### ROWS ###

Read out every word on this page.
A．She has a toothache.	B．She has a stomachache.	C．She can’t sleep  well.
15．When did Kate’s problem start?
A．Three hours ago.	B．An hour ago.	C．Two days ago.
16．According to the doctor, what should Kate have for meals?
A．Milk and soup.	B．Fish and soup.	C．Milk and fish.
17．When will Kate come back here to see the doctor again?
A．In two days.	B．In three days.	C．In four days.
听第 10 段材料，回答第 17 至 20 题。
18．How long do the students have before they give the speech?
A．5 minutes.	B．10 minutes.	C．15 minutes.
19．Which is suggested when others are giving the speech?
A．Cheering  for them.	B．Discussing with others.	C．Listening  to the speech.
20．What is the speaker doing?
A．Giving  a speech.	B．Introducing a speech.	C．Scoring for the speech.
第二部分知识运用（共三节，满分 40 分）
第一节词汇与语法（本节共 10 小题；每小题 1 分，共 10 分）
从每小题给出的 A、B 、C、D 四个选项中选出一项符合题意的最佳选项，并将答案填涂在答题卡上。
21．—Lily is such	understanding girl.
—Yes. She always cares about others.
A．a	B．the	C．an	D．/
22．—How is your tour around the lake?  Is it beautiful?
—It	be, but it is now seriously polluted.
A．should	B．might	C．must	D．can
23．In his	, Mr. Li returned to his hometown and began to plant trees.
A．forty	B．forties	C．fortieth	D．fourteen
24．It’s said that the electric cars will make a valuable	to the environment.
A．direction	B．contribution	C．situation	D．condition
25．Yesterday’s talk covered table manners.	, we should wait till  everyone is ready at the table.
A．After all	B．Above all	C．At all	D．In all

###

▸ **EXERCISE TASK**: Pull out each line holding the string "Kate".

▸ **SOLUTION**:
15．When did Kate’s problem start?
16．According to the doctor, what should Kate have for meals?
17．When will Kate come back here to see the doctor again?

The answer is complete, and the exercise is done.